### Collected data entries:
((
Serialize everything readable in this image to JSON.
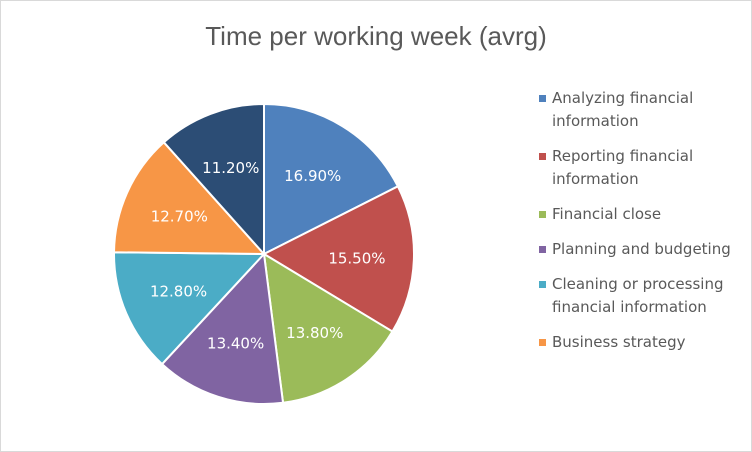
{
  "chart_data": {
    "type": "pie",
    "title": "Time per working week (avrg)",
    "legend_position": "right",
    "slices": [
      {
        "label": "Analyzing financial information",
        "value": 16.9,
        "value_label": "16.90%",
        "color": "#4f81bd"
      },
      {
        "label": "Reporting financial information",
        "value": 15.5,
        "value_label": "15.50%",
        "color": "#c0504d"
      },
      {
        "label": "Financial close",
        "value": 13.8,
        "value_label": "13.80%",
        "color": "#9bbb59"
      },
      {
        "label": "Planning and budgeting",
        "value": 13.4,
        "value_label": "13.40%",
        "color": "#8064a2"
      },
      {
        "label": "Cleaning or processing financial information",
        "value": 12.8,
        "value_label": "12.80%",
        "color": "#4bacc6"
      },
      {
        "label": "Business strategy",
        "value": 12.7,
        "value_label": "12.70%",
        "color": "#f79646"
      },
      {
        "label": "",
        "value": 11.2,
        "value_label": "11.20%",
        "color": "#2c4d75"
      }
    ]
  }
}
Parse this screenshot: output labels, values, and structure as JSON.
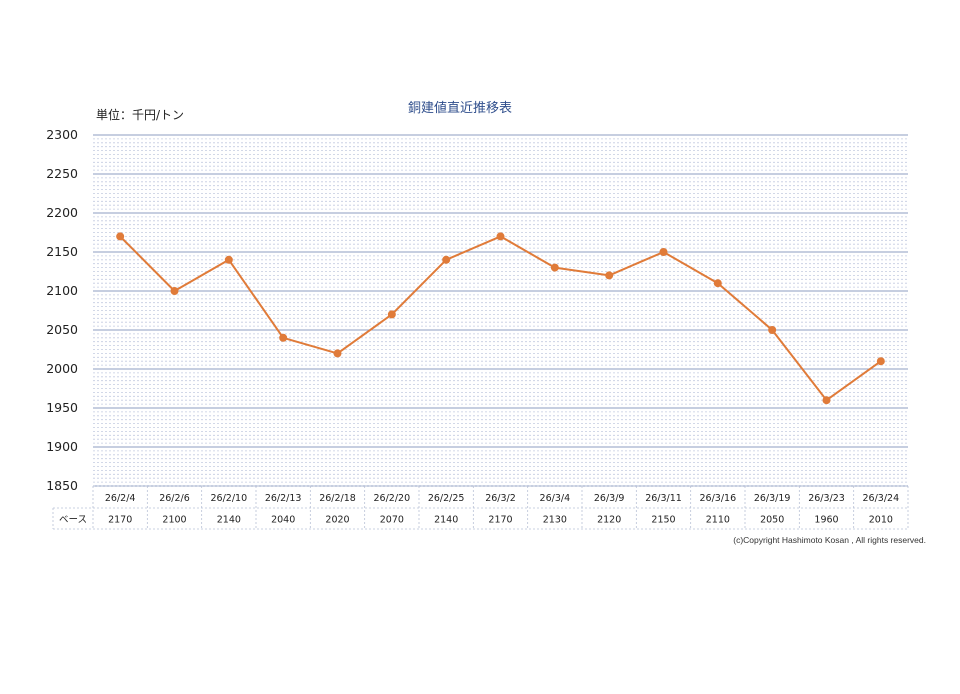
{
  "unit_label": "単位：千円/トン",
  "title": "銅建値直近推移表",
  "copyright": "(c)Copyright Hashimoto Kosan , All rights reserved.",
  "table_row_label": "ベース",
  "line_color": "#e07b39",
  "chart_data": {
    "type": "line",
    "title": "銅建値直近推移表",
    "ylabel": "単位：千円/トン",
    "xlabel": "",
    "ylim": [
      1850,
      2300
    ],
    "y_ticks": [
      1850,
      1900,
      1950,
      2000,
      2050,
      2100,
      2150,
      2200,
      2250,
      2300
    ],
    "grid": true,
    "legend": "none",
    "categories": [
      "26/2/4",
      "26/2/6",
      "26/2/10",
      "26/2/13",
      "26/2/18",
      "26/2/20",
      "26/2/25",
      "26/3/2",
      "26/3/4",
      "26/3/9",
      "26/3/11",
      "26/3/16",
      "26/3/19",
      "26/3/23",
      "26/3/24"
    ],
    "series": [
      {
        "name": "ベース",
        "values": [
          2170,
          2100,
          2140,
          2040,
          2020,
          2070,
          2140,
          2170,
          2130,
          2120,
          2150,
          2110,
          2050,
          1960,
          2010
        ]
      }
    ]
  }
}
))
((
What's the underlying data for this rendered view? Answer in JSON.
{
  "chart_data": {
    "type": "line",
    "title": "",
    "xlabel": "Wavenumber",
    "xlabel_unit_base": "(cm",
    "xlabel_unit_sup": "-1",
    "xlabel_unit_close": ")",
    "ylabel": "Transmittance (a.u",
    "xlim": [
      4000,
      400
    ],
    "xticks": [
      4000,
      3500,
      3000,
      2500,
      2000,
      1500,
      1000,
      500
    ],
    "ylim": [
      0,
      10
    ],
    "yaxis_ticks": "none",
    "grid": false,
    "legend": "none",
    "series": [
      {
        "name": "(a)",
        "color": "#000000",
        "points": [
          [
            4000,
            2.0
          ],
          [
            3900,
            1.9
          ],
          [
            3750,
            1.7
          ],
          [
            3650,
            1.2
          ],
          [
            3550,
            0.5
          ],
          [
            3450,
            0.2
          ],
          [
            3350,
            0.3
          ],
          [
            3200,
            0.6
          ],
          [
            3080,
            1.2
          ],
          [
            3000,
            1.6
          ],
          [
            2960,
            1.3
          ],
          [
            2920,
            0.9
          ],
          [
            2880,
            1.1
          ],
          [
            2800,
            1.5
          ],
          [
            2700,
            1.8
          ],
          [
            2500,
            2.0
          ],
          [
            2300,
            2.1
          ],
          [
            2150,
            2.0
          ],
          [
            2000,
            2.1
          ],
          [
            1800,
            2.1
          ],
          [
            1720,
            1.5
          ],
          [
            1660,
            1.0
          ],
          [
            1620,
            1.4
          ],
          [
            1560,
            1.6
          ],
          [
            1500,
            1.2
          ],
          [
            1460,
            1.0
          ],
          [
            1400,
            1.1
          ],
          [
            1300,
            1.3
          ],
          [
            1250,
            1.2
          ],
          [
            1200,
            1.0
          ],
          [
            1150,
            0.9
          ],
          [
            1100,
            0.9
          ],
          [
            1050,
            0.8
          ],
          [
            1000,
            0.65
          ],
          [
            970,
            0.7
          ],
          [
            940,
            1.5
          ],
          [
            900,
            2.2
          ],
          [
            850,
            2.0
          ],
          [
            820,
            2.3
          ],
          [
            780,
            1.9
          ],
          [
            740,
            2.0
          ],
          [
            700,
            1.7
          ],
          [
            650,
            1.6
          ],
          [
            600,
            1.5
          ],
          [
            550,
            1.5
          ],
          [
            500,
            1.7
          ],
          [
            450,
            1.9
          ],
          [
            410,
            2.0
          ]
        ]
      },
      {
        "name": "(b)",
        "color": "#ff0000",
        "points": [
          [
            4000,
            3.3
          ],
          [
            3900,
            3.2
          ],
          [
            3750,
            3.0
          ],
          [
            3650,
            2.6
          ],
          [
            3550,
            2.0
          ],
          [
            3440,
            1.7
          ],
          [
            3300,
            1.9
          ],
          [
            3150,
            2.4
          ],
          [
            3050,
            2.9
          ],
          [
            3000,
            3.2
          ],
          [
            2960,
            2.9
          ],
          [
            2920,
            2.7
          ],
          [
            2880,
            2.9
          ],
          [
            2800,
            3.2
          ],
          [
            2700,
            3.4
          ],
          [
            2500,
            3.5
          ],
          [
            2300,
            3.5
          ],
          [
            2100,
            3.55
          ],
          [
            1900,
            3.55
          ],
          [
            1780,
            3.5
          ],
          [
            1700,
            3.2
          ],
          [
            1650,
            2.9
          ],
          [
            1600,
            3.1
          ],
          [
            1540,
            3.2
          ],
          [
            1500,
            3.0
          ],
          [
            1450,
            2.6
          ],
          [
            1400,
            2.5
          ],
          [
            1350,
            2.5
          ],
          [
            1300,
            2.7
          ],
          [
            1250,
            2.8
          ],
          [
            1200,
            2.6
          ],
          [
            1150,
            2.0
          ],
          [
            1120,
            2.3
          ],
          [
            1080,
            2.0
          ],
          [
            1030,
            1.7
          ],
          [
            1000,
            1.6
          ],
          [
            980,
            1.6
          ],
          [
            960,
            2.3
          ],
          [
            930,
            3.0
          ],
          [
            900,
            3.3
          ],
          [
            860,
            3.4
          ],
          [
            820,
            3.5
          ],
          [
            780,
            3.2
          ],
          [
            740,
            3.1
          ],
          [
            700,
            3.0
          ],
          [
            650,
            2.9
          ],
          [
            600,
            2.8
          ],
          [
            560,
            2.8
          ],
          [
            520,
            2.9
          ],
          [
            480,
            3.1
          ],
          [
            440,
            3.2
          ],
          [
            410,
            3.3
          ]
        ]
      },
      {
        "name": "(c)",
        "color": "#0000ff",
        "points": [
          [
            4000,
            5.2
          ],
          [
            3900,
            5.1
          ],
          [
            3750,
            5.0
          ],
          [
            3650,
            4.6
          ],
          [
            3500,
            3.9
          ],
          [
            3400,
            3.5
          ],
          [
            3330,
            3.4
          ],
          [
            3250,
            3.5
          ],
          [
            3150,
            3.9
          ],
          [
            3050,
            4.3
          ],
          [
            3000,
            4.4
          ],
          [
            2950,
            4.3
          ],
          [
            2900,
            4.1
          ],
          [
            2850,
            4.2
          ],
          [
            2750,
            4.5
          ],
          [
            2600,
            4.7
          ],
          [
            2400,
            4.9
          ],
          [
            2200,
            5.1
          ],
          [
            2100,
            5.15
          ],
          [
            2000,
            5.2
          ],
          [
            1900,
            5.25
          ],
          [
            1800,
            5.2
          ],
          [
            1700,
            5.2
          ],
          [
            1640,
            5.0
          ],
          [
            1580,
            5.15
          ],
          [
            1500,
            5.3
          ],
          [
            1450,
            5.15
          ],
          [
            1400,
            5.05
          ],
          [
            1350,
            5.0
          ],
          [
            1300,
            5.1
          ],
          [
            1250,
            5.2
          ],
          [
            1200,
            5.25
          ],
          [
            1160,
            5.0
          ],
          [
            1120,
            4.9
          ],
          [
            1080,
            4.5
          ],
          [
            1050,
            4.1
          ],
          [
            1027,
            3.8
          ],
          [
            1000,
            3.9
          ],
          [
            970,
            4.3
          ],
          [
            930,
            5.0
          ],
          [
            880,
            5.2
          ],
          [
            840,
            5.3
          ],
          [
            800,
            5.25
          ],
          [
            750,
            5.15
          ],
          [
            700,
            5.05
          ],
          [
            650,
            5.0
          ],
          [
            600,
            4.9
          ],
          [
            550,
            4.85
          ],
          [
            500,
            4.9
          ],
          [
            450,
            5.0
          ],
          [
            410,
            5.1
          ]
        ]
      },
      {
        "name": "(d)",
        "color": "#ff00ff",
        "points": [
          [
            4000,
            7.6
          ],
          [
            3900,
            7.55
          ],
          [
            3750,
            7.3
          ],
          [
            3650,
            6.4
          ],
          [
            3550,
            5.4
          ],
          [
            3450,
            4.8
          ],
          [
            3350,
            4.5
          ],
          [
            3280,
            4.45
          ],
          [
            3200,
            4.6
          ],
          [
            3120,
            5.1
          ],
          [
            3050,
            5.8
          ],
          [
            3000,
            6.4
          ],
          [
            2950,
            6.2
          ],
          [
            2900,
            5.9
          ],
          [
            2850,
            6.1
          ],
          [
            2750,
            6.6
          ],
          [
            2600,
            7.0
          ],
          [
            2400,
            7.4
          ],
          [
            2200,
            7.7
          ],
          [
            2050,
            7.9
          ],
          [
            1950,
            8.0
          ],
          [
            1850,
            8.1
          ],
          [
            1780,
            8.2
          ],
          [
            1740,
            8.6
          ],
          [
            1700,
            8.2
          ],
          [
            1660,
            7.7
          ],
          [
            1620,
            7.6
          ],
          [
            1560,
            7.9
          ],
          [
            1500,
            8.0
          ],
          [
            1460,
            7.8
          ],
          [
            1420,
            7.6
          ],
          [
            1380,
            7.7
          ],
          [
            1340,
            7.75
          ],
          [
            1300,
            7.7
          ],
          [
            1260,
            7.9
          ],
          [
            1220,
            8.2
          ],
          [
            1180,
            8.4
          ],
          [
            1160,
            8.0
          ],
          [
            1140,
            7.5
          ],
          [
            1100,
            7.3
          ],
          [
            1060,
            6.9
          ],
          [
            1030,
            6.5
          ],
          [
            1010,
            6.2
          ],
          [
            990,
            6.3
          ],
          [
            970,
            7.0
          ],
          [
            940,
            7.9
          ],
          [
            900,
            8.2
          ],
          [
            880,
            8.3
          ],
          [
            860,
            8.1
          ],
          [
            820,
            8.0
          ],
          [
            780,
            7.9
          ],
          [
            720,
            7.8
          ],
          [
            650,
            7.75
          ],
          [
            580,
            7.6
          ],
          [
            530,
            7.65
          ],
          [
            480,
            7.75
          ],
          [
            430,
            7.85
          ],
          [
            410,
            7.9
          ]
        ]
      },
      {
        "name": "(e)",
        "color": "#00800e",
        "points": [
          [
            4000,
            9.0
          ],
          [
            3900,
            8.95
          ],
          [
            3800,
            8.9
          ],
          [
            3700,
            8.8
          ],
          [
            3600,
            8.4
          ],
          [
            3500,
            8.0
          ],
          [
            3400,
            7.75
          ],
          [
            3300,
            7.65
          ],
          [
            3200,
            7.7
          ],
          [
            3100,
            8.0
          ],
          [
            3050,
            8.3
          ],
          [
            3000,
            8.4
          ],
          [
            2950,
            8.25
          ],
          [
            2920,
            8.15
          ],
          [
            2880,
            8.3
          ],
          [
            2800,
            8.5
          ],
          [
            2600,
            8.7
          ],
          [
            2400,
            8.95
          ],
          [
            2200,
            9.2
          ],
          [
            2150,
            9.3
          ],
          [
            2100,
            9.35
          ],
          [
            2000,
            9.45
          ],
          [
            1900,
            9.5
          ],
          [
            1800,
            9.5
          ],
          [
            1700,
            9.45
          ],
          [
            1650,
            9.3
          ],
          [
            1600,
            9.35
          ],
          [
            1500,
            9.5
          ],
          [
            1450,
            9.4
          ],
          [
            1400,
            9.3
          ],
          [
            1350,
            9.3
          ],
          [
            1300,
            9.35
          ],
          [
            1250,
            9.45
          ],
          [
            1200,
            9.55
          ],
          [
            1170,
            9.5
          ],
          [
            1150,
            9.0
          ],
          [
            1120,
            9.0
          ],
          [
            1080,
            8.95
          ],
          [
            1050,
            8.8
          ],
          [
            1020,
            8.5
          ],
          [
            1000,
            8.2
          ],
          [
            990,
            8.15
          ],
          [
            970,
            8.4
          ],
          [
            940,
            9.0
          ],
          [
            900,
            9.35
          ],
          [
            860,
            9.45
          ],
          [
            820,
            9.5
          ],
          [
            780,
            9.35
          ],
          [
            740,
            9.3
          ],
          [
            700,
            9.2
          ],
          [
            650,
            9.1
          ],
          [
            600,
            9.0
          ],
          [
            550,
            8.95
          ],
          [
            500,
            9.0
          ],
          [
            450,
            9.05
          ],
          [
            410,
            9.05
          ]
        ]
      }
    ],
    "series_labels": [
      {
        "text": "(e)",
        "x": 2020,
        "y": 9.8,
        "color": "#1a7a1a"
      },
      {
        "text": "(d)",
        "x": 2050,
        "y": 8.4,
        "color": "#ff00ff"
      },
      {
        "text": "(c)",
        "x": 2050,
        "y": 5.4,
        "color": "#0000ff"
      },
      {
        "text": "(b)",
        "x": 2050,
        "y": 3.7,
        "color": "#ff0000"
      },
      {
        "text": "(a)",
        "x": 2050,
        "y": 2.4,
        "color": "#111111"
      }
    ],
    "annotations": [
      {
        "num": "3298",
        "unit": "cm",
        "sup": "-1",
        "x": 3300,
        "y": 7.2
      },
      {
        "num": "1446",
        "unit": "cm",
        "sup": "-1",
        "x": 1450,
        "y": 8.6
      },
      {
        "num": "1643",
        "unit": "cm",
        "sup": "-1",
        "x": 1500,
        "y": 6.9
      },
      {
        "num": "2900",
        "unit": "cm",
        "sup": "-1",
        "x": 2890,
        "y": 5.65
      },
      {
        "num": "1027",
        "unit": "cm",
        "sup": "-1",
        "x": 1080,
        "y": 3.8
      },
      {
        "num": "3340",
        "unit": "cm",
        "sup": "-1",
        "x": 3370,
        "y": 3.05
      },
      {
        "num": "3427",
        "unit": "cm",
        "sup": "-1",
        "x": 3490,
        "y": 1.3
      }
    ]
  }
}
))
((
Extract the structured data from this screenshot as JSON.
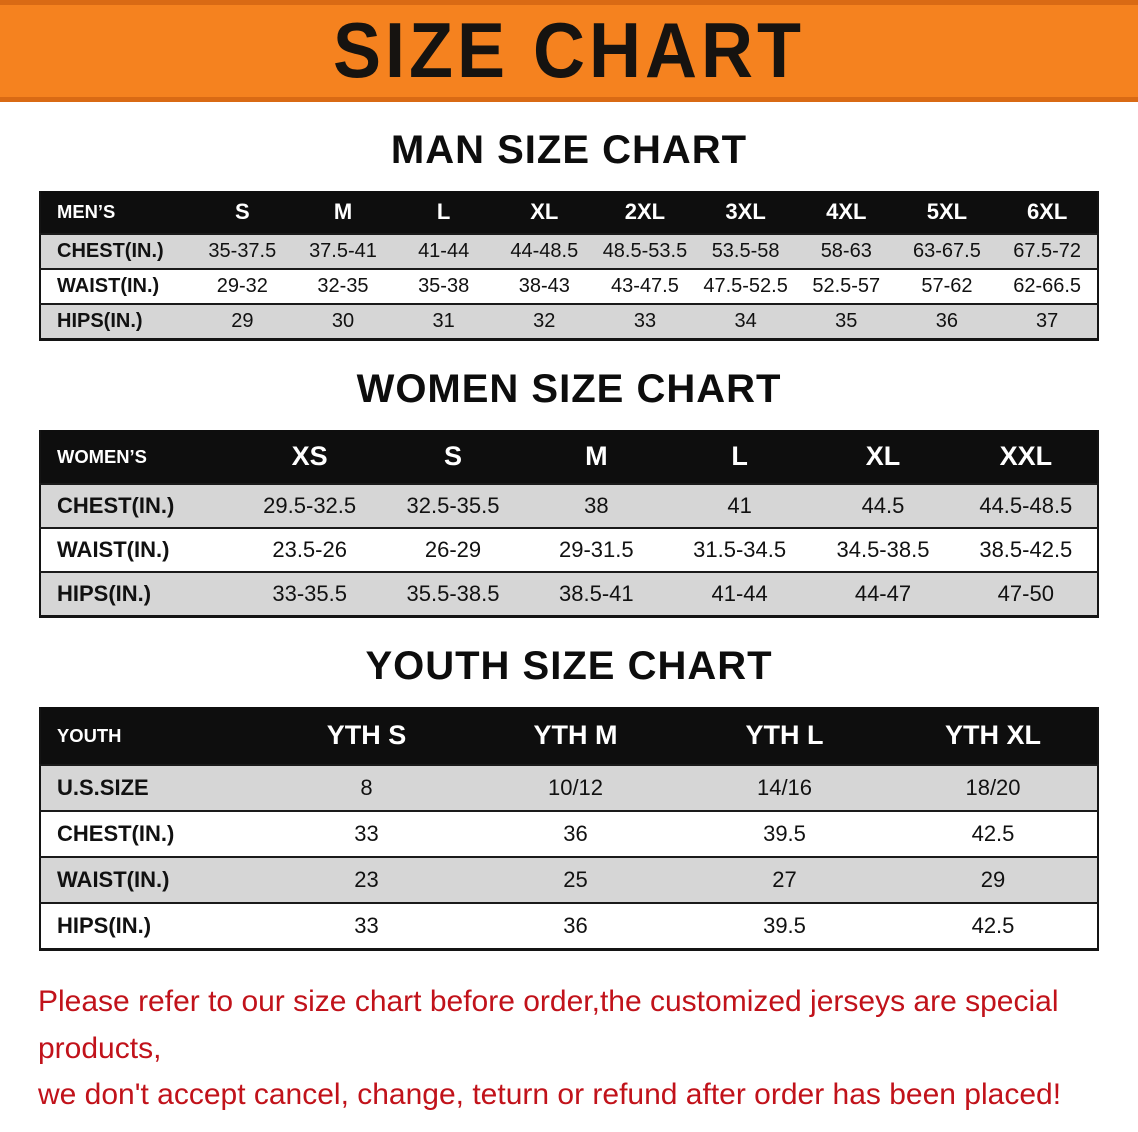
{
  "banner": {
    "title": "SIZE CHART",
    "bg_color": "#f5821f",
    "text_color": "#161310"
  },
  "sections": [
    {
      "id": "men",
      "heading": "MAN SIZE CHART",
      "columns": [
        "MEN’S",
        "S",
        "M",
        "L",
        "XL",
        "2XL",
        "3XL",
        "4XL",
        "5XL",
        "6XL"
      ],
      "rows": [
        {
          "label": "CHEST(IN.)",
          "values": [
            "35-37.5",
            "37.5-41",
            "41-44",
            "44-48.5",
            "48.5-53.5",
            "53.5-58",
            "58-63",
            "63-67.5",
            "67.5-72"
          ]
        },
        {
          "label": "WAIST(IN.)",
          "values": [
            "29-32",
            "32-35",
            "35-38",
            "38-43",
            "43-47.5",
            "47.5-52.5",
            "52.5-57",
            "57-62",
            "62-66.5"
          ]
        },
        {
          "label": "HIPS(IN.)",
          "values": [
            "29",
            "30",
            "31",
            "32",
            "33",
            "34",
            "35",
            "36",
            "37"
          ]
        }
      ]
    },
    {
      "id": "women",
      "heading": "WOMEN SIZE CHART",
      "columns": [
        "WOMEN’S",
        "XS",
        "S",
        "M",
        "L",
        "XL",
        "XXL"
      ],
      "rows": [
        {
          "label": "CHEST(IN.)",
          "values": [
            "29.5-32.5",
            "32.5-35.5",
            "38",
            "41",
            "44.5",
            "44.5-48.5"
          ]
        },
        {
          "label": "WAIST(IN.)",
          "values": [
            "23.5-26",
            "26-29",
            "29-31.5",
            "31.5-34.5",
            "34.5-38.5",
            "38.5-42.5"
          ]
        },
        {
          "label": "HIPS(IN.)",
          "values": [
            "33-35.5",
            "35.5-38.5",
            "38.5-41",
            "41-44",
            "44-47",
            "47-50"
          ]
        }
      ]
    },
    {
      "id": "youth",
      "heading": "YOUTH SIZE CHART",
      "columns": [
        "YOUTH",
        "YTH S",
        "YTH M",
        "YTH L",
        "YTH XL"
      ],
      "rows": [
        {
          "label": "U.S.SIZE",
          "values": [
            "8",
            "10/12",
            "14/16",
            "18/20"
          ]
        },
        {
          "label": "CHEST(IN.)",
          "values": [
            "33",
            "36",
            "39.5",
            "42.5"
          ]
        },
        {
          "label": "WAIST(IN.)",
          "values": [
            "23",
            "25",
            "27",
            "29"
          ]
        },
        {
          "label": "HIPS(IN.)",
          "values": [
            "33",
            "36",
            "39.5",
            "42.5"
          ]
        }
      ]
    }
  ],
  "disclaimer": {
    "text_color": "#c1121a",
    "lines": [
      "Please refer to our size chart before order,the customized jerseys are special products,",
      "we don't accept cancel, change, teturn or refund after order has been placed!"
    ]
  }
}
))
Lines in the records that hold the word "JSON" are to be counted; give only the total.

4